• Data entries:
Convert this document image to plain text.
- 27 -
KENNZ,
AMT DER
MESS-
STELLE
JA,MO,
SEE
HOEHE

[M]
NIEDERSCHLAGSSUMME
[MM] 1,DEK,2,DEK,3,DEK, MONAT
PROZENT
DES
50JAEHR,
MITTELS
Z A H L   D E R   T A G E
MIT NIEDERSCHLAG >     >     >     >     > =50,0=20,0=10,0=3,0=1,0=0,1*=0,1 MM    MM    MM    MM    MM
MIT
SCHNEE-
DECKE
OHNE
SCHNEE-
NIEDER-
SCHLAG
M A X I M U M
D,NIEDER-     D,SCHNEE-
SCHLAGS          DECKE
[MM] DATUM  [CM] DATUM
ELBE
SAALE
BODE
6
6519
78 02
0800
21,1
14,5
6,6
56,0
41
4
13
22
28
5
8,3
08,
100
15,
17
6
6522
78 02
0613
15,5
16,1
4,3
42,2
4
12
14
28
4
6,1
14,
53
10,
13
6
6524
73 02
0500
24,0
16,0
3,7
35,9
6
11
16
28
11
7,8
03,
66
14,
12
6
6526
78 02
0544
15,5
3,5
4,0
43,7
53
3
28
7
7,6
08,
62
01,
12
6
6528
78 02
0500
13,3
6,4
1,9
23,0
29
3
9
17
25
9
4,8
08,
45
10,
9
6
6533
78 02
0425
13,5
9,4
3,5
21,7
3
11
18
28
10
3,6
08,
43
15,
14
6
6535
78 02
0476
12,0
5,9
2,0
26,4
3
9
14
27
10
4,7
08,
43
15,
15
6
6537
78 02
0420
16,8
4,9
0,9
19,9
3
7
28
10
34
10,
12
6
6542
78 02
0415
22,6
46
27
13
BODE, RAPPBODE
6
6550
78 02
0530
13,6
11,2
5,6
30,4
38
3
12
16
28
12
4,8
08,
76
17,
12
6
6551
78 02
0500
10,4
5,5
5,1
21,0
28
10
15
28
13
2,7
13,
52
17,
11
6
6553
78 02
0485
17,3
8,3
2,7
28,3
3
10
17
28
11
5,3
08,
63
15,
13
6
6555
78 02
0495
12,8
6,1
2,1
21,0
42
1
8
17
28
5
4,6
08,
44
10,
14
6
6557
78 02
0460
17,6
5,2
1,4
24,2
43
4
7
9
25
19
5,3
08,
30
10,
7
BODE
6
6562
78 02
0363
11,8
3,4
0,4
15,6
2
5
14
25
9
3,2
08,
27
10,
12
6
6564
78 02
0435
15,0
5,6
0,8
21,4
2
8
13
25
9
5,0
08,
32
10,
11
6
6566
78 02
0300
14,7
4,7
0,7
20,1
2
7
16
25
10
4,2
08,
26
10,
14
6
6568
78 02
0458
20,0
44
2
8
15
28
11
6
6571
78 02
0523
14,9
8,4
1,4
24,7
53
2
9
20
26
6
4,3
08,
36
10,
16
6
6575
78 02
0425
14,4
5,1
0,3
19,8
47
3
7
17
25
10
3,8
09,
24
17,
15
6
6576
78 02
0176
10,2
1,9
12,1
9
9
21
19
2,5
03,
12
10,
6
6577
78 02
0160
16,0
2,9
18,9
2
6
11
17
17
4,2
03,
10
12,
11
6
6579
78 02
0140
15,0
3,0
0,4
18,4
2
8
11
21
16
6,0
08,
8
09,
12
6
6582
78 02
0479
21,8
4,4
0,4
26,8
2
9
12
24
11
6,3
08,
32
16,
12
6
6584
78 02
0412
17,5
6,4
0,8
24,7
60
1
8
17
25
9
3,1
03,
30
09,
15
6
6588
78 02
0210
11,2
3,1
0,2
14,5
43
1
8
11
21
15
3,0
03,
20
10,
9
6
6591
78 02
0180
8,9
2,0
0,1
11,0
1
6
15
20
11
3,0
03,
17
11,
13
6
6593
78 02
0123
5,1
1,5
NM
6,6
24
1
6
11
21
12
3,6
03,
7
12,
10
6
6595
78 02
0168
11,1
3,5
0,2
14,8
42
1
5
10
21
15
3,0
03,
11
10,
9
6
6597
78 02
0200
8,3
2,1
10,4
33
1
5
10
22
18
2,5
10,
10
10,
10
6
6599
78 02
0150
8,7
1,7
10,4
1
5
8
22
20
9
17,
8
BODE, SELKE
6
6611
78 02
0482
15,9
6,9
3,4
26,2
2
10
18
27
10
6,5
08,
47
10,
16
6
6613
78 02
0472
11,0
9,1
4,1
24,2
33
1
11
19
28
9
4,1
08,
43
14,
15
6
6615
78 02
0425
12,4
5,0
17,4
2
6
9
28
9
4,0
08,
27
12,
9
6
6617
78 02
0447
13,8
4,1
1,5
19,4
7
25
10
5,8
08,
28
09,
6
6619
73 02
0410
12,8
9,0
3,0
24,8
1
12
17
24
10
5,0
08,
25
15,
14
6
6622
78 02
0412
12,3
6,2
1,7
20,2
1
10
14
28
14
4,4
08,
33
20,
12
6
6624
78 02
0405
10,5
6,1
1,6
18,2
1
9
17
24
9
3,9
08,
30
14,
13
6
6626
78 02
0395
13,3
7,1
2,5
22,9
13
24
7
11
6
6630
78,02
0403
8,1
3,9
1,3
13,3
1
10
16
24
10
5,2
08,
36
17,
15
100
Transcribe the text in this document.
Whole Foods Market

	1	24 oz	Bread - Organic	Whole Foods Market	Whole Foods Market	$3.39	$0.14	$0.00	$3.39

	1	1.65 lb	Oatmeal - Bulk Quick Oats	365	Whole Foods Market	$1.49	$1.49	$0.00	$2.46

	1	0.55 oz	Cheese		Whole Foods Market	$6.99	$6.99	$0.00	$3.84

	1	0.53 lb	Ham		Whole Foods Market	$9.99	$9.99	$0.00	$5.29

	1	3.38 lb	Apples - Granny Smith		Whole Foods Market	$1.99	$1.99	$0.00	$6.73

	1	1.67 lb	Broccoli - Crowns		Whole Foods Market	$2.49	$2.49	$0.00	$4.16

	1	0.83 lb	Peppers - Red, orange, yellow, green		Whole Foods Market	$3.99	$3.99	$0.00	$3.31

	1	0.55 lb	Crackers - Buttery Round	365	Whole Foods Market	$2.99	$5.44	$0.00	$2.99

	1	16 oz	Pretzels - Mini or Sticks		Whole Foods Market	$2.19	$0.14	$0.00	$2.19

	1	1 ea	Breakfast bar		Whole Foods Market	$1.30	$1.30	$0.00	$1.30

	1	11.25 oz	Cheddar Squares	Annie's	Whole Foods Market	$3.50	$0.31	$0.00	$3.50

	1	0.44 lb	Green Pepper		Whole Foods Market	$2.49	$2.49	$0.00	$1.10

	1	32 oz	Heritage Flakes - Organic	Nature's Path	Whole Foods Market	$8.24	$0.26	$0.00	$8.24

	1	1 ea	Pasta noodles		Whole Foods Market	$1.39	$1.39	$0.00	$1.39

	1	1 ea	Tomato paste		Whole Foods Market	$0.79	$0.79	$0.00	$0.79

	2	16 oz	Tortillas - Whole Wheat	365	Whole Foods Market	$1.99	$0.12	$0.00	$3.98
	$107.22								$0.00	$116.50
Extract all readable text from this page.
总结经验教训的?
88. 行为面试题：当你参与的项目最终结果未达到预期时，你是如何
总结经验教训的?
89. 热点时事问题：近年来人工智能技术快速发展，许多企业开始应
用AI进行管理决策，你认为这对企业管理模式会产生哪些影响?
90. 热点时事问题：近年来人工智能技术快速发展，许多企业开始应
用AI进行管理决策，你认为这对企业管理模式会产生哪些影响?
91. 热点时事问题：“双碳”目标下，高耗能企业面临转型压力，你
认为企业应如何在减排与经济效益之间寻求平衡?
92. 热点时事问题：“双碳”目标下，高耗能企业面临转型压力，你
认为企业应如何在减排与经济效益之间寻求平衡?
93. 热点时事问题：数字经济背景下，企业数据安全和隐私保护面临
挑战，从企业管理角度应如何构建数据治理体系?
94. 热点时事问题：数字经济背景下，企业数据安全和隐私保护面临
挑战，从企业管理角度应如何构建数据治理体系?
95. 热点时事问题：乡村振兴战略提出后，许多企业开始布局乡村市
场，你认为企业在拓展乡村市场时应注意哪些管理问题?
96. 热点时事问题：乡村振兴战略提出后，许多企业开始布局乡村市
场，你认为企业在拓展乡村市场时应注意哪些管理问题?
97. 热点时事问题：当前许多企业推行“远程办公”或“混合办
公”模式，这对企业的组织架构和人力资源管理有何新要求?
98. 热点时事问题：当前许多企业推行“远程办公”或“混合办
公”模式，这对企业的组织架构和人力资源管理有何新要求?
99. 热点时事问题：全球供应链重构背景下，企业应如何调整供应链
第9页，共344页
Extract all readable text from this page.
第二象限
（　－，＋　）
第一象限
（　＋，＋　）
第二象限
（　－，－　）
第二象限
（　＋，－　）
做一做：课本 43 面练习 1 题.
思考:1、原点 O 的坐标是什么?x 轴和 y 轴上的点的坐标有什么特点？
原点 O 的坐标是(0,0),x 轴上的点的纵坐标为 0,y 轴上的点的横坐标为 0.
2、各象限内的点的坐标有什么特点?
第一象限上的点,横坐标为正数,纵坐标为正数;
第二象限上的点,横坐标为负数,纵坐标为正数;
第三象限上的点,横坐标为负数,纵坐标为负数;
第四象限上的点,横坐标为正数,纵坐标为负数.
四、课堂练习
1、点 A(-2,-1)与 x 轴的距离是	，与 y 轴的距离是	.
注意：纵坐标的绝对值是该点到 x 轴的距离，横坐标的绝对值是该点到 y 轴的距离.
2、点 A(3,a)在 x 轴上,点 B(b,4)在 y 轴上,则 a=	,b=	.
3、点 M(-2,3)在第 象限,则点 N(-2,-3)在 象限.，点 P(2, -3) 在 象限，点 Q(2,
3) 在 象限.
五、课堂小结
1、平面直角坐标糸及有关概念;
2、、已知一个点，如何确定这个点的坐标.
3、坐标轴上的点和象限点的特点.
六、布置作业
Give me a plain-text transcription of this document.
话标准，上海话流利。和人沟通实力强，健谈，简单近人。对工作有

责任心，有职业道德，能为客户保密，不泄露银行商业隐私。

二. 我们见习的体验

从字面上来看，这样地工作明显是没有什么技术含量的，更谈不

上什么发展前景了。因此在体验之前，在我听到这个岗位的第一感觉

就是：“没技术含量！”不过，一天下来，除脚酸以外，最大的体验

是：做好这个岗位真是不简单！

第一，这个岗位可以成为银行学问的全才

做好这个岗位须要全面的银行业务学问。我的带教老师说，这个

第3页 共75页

• WHAT IS BEING ASKED: Only the lines from the one that contains "Give me a plain-text" to the end of the data should be output, exactly as they appear.

• RESULT OF THIS EXERCISE:
Give me a plain-text transcription of this document.
话标准，上海话流利。和人沟通实力强，健谈，简单近人。对工作有

责任心，有职业道德，能为客户保密，不泄露银行商业隐私。

二. 我们见习的体验

从字面上来看，这样地工作明显是没有什么技术含量的，更谈不

上什么发展前景了。因此在体验之前，在我听到这个岗位的第一感觉

就是：“没技术含量！”不过，一天下来，除脚酸以外，最大的体验

是：做好这个岗位真是不简单！

第一，这个岗位可以成为银行学问的全才

做好这个岗位须要全面的银行业务学问。我的带教老师说，这个

第3页 共75页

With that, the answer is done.